* AIM OF THE TASK
In the listing below, please print the line that contains "What does this" and every line that follows it, exactly.

* EXTRACTED INFORMATION
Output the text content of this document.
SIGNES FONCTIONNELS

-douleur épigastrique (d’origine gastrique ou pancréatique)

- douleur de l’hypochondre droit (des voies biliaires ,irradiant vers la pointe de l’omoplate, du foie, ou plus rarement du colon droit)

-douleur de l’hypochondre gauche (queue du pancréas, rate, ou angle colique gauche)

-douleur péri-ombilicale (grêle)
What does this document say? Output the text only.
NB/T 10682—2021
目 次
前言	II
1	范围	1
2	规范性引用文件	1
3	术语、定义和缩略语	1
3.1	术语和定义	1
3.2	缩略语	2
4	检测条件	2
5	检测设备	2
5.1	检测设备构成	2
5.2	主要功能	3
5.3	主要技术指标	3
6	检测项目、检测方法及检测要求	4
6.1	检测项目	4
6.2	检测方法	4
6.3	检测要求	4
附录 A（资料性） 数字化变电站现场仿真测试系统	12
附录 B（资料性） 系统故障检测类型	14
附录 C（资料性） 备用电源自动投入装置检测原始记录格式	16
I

* RESPONSE TO THE TASK
What does this document say? Output the text only.
NB/T 10682—2021
目 次
前言	II
1	范围	1
2	规范性引用文件	1
3	术语、定义和缩略语	1
3.1	术语和定义	1
3.2	缩略语	2
4	检测条件	2
5	检测设备	2
5.1	检测设备构成	2
5.2	主要功能	3
5.3	主要技术指标	3
6	检测项目、检测方法及检测要求	4
6.1	检测项目	4
6.2	检测方法	4
6.3	检测要求	4
附录 A（资料性） 数字化变电站现场仿真测试系统	12
附录 B（资料性） 系统故障检测类型	14
附录 C（资料性） 备用电源自动投入装置检测原始记录格式	16
I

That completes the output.